***** TASK DATA *****

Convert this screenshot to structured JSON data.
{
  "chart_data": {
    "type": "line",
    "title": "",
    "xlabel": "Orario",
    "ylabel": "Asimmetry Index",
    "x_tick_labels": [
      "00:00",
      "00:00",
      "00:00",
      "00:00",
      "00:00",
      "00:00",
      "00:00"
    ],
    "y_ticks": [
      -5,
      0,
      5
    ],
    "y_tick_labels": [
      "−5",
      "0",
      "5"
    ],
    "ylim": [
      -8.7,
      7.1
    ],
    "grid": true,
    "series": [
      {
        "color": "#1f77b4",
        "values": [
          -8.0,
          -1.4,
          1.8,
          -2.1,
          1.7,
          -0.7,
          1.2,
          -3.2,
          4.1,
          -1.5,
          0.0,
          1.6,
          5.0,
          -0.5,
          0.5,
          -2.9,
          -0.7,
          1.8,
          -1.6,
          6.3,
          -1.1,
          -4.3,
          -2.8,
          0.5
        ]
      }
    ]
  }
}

*****
***** TASK DATA *****

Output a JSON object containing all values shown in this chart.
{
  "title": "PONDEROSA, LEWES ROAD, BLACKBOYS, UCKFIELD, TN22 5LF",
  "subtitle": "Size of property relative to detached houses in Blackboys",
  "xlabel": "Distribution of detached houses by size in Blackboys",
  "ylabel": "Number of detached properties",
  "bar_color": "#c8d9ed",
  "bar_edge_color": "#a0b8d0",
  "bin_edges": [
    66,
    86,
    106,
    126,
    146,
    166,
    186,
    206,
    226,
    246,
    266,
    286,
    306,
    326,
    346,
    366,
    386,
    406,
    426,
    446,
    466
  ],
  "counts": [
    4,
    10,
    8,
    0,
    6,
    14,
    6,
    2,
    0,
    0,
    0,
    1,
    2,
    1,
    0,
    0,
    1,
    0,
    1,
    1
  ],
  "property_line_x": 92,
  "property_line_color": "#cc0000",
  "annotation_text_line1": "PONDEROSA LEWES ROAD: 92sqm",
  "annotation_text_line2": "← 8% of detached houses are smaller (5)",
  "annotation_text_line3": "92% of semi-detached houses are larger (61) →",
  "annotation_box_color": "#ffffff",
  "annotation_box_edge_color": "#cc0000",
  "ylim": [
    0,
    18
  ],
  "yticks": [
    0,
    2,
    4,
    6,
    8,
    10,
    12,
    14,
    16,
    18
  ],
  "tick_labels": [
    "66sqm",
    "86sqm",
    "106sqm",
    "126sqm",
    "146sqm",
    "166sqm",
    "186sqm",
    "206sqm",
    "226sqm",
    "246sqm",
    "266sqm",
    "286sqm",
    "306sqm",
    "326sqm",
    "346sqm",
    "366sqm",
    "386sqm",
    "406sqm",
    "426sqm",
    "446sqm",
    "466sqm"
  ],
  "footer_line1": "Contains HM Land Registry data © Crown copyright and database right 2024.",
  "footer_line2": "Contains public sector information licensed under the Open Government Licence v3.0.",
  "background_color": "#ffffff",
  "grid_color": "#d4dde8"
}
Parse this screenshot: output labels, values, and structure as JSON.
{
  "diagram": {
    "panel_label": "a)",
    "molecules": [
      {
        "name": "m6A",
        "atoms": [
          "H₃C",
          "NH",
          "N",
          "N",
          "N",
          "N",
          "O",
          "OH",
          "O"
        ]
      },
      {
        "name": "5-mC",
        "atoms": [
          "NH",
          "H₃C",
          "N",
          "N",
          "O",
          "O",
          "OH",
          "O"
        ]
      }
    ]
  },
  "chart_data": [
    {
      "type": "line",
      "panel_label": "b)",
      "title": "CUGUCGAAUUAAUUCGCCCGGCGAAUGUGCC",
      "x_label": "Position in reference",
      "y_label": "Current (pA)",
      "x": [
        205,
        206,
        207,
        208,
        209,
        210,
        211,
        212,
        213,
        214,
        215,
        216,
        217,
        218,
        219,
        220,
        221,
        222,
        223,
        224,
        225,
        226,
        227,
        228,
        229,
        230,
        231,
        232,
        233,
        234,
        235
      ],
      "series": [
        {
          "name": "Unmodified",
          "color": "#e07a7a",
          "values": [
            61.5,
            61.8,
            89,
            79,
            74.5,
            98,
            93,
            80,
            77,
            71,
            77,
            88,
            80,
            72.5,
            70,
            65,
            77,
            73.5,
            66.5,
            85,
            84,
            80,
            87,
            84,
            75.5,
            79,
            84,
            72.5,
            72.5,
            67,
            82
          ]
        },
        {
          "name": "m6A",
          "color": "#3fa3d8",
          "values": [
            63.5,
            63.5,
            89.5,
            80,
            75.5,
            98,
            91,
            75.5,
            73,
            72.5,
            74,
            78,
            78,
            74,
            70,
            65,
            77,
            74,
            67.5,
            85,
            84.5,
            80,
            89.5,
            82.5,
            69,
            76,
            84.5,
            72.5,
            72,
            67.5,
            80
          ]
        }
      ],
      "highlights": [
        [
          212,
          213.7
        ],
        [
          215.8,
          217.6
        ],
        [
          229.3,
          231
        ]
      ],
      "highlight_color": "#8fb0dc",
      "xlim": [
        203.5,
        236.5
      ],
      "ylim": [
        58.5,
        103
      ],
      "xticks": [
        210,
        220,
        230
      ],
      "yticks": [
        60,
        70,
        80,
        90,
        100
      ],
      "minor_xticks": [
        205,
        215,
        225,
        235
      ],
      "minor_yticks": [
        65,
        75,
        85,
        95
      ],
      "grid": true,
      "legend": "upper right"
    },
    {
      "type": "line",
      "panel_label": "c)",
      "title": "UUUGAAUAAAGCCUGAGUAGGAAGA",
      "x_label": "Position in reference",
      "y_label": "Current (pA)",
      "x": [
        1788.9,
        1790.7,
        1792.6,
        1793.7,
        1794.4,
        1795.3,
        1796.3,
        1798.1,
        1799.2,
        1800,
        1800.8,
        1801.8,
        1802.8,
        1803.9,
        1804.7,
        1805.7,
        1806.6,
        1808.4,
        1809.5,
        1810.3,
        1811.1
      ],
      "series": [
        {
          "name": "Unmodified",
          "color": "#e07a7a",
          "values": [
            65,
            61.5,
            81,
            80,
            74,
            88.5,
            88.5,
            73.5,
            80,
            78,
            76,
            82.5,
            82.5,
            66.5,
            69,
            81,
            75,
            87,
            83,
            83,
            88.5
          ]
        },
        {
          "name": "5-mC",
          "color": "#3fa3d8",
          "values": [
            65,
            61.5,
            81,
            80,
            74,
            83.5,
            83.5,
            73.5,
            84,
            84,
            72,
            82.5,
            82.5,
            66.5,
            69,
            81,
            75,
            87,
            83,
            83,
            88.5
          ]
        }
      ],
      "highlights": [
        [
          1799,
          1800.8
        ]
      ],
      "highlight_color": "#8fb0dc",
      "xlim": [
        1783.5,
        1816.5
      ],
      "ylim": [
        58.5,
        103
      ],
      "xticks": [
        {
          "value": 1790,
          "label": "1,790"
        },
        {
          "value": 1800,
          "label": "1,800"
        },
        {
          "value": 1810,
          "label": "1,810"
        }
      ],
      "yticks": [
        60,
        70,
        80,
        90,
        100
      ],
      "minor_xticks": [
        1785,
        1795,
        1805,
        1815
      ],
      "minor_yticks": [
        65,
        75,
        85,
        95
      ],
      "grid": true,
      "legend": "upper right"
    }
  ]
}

*****

- **SHORT TASK**
Gather up every line from the listing above in which the word "LEWES" occurs.

- **SOLUTION TO THE PROBLEM**
  "title": "PONDEROSA, LEWES ROAD, BLACKBOYS, UCKFIELD, TN22 5LF",
  "annotation_text_line1": "PONDEROSA LEWES ROAD: 92sqm",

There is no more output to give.